Referring to FIG. 2A, the substrate 102 may be a semiconductor substrate, such as a bulk semiconductor, a semiconductor-on-insulator (SOI) substrate, or the like, which may be doped (e.g., with a p type or an n type dopant) or undoped. The substrate 102 can include an elementary semiconductor including silicon or germanium in a single crystal form, a polycrystalline form, or an amorphous form; a compound semiconductor material including at least one of silicon carbide, gallium arsenide, gallium phosphide, indium phosphide, indium arsenide, and indium antimonide; an alloy semiconductor material including at least one of SiGe, GaAsP, AlInAs, AlGaAs, GaInAs, GaInP, and GaInAsP; any other suitable material; or a combination thereof. In some embodiments, the alloy semiconductor substrate may be a SiGe alloy with a gradient Ge feature in which the Si and Ge composition changes from one ratio at one location to another ratio at another location of the gradient SiGe feature. In another embodiment, the SiGe alloy is formed over a silicon substrate. In some embodiments, a SiGe alloy can be mechanically strained by another material in contact with the SiGe alloy. In some embodiments, the substrate 102 may have a multilayer structure, or the substrate 102 may include a multilayer compound semiconductor structure.

■ WRITTEN REQUEST 1: According to the substrate description, what makes the SiGe alloy feature a "gradient" one?

Records from a data source:

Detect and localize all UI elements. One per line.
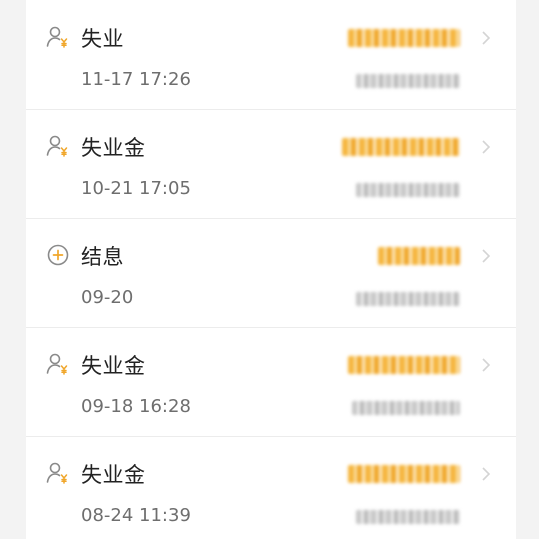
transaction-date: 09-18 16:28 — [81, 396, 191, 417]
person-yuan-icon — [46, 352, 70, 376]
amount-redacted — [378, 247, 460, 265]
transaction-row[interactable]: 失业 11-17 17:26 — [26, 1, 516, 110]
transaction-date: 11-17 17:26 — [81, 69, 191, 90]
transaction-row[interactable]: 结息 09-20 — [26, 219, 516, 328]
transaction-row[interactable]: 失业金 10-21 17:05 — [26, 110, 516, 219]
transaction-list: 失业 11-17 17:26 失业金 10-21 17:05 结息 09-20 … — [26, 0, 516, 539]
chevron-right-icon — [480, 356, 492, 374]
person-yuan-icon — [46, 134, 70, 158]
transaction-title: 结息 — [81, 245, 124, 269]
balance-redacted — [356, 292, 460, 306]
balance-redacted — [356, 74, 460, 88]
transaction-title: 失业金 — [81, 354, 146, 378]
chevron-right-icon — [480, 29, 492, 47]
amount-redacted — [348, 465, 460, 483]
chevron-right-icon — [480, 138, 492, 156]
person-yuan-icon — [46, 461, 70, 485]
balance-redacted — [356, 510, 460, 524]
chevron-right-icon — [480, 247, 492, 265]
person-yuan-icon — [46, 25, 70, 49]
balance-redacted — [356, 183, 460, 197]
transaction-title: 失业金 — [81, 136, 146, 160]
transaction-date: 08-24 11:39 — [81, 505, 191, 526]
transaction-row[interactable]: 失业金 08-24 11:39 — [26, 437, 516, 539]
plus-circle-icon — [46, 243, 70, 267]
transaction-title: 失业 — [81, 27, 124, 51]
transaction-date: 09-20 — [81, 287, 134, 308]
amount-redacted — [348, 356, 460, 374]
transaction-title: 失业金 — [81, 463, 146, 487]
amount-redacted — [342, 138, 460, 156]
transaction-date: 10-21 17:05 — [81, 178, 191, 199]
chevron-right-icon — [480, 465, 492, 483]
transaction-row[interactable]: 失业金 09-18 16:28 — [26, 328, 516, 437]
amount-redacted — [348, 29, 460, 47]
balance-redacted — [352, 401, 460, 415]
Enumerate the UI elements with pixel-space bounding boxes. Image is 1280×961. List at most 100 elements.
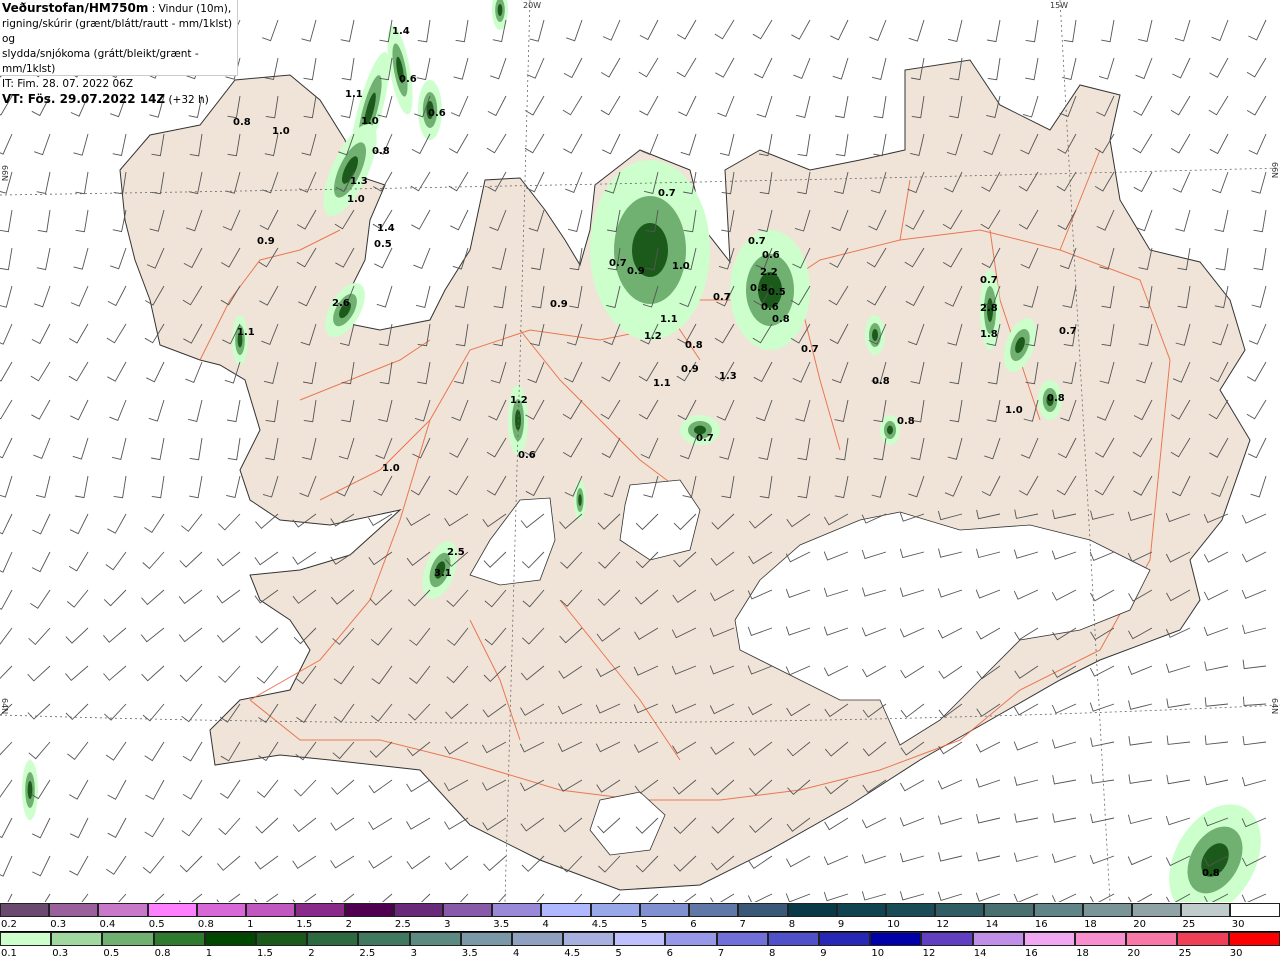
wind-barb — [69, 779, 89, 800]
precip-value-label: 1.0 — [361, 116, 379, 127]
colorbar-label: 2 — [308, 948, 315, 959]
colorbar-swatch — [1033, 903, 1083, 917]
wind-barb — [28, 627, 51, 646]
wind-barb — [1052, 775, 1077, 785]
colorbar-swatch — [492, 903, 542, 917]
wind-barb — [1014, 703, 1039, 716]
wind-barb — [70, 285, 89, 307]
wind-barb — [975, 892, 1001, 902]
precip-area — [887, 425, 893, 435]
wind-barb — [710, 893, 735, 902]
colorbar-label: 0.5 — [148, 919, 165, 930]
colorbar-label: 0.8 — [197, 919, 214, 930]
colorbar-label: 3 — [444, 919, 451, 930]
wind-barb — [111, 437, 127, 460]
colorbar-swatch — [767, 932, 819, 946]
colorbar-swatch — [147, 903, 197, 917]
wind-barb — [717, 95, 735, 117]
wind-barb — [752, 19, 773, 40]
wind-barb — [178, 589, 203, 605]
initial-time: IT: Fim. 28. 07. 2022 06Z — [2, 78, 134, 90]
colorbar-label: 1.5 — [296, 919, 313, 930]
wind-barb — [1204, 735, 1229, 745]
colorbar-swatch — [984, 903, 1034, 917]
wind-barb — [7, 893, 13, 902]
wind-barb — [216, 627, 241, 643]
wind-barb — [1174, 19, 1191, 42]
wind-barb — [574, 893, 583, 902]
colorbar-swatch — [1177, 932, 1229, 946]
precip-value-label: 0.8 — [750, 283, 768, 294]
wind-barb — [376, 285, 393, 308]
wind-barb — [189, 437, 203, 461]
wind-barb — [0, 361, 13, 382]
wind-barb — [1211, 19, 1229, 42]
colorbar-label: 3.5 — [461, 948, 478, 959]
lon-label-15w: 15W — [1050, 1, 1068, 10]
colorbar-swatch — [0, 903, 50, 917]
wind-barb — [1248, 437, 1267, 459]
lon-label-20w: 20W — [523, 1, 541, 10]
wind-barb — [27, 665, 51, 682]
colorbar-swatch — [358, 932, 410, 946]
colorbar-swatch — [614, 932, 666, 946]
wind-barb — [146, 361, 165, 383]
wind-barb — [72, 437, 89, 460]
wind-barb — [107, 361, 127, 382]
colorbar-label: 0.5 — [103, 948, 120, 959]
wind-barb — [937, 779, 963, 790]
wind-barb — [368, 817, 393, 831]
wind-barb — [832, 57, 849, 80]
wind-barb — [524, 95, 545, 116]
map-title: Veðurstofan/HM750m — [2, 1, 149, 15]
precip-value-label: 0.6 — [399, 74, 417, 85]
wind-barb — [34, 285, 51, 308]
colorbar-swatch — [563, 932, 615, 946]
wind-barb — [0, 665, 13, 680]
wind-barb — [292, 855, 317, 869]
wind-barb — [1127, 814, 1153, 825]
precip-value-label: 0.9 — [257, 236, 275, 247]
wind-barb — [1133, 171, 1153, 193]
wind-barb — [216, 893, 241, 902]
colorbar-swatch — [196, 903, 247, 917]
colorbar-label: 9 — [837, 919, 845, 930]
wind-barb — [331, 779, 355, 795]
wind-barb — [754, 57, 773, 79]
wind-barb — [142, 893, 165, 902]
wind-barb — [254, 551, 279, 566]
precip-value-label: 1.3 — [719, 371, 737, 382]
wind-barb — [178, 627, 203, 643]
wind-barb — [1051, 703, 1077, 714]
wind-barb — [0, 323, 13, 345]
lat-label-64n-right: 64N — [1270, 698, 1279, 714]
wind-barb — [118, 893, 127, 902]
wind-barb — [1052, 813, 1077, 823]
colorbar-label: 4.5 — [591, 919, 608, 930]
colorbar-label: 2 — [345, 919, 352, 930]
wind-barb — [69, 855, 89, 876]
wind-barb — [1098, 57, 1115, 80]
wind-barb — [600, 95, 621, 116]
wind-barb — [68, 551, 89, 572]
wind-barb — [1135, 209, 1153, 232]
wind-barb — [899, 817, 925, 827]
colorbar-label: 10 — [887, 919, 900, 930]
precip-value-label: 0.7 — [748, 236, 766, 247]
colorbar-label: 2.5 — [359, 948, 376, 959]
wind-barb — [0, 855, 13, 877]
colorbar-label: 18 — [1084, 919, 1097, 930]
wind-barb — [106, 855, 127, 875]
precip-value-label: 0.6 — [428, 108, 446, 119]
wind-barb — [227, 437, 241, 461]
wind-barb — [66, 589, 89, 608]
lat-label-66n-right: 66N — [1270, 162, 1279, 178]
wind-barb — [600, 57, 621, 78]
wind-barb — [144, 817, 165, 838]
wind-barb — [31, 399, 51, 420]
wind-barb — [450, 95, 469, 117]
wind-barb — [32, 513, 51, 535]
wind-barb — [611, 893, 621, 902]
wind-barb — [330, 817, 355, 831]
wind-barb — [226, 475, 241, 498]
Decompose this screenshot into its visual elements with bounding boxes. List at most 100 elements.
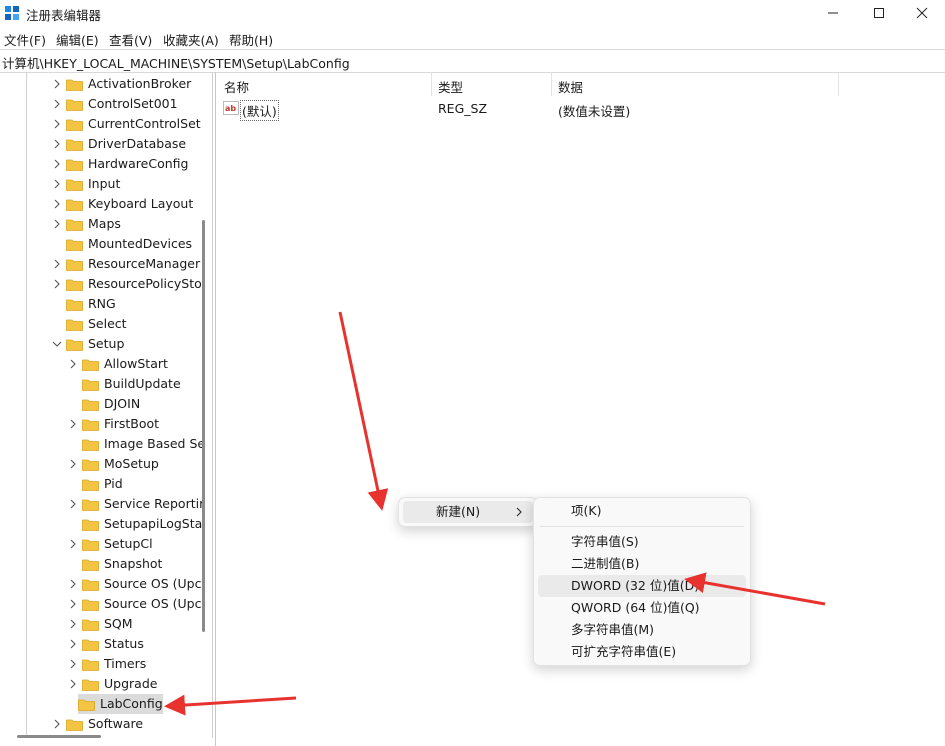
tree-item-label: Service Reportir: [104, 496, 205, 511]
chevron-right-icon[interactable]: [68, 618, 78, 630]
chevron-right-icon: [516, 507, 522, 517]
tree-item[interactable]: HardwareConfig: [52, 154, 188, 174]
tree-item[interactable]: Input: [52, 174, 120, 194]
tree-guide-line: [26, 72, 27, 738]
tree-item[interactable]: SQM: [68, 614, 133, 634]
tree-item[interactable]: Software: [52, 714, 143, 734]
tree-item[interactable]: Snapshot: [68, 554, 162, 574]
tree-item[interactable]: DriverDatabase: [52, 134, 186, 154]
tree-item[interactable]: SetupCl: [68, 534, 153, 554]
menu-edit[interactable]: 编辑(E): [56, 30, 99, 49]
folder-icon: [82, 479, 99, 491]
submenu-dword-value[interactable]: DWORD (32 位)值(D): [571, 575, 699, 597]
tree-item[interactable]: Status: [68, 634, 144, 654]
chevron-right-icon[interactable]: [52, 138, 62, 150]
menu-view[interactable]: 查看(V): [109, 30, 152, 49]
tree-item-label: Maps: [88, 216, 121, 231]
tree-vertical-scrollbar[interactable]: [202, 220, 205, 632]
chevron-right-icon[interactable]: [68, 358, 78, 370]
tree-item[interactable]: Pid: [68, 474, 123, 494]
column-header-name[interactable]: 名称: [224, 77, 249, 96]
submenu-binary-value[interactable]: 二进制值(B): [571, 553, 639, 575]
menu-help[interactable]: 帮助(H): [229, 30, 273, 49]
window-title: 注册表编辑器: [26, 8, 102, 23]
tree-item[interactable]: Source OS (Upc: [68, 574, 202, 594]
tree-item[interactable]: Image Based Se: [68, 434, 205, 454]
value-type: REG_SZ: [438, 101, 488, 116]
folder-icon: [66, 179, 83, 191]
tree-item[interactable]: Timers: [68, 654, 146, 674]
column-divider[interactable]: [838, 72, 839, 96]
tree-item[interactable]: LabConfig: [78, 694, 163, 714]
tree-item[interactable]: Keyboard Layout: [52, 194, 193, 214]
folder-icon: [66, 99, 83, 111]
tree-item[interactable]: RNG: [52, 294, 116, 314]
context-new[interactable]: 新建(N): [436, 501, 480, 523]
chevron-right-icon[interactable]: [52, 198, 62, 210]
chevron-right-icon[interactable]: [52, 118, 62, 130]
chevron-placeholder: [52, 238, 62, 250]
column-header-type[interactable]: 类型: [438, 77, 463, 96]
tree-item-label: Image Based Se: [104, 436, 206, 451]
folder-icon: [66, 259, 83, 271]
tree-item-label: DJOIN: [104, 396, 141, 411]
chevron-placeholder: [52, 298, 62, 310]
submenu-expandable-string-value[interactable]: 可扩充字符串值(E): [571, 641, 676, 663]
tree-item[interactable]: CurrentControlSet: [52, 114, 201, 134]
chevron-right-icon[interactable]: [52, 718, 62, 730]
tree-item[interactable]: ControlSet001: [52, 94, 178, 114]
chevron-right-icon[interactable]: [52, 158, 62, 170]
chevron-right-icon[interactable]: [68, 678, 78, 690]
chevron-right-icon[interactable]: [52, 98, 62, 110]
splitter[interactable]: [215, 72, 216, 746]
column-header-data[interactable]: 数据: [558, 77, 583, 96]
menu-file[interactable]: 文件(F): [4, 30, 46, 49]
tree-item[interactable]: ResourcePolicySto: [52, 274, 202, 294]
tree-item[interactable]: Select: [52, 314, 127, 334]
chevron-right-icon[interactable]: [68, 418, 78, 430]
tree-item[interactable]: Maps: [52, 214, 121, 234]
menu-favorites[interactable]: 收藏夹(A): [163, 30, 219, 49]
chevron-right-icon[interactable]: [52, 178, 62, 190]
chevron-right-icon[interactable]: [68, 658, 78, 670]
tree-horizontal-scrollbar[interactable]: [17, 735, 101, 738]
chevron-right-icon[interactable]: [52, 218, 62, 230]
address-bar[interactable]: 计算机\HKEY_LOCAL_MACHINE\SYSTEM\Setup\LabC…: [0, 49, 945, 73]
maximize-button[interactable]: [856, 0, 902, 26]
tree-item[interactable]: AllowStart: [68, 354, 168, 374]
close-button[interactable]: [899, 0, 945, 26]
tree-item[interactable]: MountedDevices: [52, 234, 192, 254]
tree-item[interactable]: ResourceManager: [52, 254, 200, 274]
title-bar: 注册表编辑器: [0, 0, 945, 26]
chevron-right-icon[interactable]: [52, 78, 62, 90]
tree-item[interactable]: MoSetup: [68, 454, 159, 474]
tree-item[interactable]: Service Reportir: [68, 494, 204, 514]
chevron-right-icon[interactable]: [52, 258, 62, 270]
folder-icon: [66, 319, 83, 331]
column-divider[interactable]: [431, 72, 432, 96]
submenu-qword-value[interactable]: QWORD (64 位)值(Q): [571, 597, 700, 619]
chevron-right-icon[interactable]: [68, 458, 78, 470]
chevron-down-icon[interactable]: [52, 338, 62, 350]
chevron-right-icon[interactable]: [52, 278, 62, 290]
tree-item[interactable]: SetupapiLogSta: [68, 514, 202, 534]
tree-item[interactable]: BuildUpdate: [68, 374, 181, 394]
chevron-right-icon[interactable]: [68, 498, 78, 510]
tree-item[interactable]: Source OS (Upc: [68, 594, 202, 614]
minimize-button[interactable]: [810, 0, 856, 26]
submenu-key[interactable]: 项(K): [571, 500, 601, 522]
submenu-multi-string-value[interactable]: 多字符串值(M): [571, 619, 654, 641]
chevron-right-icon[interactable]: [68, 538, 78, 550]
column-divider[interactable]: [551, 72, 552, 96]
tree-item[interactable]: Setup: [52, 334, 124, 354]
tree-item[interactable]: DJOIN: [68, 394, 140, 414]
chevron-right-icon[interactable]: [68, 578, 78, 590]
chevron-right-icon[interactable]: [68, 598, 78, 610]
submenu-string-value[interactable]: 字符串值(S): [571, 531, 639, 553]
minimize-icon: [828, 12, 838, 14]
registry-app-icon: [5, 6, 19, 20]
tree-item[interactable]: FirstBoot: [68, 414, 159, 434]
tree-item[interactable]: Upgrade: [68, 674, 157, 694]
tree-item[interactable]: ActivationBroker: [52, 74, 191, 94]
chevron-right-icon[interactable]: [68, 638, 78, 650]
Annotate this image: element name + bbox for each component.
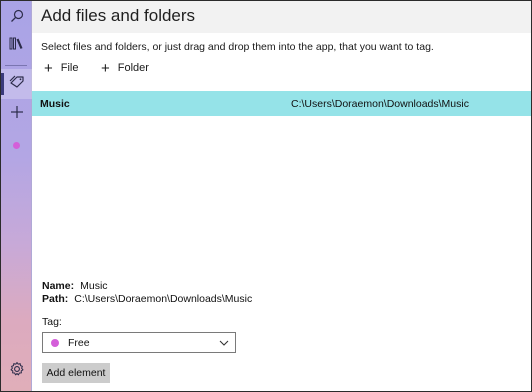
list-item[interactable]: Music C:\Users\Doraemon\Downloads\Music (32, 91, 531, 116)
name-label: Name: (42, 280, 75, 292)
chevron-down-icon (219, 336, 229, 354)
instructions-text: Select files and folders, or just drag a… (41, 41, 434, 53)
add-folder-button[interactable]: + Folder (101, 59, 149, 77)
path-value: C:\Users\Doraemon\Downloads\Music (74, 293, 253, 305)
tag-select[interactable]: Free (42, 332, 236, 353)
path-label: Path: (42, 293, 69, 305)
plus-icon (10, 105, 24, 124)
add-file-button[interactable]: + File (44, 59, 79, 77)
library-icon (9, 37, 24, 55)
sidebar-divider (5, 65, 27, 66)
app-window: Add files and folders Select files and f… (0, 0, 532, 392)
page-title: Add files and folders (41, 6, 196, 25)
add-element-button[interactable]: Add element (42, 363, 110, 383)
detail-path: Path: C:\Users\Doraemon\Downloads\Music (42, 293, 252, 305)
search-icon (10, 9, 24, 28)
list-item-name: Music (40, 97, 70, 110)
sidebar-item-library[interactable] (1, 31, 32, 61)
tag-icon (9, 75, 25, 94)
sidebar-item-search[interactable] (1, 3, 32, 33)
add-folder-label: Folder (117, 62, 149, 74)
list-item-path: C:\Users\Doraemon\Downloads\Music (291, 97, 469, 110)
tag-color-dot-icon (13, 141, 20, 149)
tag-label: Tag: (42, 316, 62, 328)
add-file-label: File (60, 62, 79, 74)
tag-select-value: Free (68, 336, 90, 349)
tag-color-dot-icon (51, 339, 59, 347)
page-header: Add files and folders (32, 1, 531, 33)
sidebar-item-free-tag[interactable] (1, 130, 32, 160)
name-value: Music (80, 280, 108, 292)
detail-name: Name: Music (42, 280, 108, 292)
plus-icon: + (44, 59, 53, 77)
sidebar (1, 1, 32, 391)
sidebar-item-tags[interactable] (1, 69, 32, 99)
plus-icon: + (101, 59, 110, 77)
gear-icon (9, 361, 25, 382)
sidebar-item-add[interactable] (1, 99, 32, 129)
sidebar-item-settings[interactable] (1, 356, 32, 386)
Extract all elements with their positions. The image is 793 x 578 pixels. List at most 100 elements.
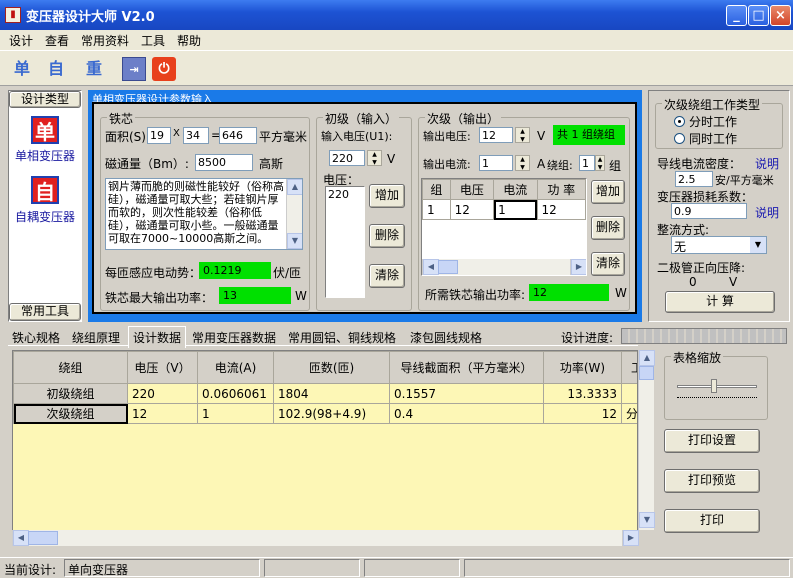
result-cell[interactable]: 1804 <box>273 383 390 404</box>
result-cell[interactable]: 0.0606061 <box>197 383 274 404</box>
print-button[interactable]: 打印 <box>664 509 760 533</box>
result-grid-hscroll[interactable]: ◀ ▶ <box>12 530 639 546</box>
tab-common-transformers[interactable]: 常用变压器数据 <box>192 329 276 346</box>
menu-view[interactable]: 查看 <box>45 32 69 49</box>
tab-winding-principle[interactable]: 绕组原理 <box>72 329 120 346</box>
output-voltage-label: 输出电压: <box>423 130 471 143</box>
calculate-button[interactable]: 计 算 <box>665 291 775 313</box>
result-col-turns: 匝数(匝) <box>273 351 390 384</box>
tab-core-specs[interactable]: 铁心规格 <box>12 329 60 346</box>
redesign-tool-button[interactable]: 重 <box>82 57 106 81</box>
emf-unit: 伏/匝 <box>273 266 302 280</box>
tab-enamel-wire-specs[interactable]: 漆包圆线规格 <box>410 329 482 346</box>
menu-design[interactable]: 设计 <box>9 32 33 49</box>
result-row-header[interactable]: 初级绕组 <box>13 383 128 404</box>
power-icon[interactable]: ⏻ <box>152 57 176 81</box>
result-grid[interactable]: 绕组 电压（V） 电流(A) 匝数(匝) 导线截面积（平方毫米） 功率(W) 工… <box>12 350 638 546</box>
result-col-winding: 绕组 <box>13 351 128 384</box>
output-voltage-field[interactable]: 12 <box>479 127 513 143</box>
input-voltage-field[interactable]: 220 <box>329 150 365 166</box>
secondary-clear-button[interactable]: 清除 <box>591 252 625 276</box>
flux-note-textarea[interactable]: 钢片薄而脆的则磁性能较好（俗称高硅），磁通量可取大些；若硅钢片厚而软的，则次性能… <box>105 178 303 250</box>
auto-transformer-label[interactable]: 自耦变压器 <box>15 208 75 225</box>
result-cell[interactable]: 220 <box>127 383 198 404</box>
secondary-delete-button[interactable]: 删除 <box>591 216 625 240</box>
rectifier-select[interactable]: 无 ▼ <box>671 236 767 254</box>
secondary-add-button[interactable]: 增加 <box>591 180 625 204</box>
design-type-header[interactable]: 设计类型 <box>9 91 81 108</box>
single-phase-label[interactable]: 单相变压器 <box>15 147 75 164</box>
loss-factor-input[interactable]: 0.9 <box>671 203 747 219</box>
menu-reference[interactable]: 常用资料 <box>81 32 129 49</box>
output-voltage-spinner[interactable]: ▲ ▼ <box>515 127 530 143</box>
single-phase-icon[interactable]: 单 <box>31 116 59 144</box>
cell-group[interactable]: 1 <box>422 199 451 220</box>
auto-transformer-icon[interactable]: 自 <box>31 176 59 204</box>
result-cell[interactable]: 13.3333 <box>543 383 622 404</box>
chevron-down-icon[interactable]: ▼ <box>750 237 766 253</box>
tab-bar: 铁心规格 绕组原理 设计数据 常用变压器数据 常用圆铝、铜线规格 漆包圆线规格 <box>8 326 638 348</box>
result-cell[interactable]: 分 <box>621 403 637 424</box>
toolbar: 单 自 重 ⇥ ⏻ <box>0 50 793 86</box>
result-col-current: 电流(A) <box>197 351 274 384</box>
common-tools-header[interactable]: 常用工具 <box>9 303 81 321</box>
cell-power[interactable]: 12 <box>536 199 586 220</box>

■ WRITTEN REQUEST 2: Can you convert the records, from their first line up to and including the line with "Enumerate the UI", into a Markdown table with columns No. and Line, one numbered row per line, with blank lines and pictures left out?

■ ANSWER 1: Its Si and Ge composition changes from one ratio at one location to another ratio at another location of the feature.

■ ANSWER 2:
| No. | Line |
|---|---|
| 1 | Detect and localize all UI elements. One per line. |
| 2 | transaction-date: 09-18 16:28 — [81, 396, 191, 417] |
| 3 | person-yuan-icon — [46, 352, 70, 376] |
| 4 | amount-redacted — [378, 247, 460, 265] |
| 5 | transaction-row[interactable]: 失业 11-17 17:26 — [26, 1, 516, 110] |
| 6 | transaction-date: 11-17 17:26 — [81, 69, 191, 90] |
| 7 | transaction-row[interactable]: 结息 09-20 — [26, 219, 516, 328] |
| 8 | transaction-row[interactable]: 失业金 10-21 17:05 — [26, 110, 516, 219] |
| 9 | transaction-list: 失业 11-17 17:26 失业金 10-21 17:05 结息 09-20 … — [26, 0, 516, 539] |
| 10 | chevron-right-icon — [480, 356, 492, 374] |
| 11 | person-yuan-icon — [46, 134, 70, 158] |
| 12 | transaction-title: 结息 — [81, 245, 124, 269] |
| 13 | balance-redacted — [356, 292, 460, 306] |
| 14 | balance-redacted — [356, 74, 460, 88] |
| 15 | transaction-title: 失业金 — [81, 354, 146, 378] |
| 16 | chevron-right-icon — [480, 29, 492, 47] |
| 17 | amount-redacted — [348, 465, 460, 483] |
| 18 | chevron-right-icon — [480, 138, 492, 156] |
| 19 | person-yuan-icon — [46, 461, 70, 485] |
| 20 | balance-redacted — [356, 510, 460, 524] |
| 21 | chevron-right-icon — [480, 247, 492, 265] |
| 22 | person-yuan-icon — [46, 25, 70, 49] |
| 23 | balance-redacted — [356, 183, 460, 197] |
| 24 | transaction-title: 失业金 — [81, 136, 146, 160] |
| 25 | transaction-date: 08-24 11:39 — [81, 505, 191, 526] |
| 26 | transaction-row[interactable]: 失业金 08-24 11:39 — [26, 437, 516, 539] |
| 27 | plus-circle-icon — [46, 243, 70, 267] |
| 28 | transaction-title: 失业 — [81, 27, 124, 51] |
| 29 | transaction-date: 09-20 — [81, 287, 134, 308] |
| 30 | amount-redacted — [348, 356, 460, 374] |
| 31 | transaction-title: 失业金 — [81, 463, 146, 487] |
| 32 | amount-redacted — [342, 138, 460, 156] |
| 33 | transaction-date: 10-21 17:05 — [81, 178, 191, 199] |
| 34 | chevron-right-icon — [480, 465, 492, 483] |
| 35 | transaction-row[interactable]: 失业金 09-18 16:28 — [26, 328, 516, 437] |
| 36 | amount-redacted — [348, 29, 460, 47] |
| 37 | balance-redacted — [352, 401, 460, 415] |
| 38 | Enumerate the UI elements with pixel-space bounding boxes. Image is 1280×961. List at most 100 elements. |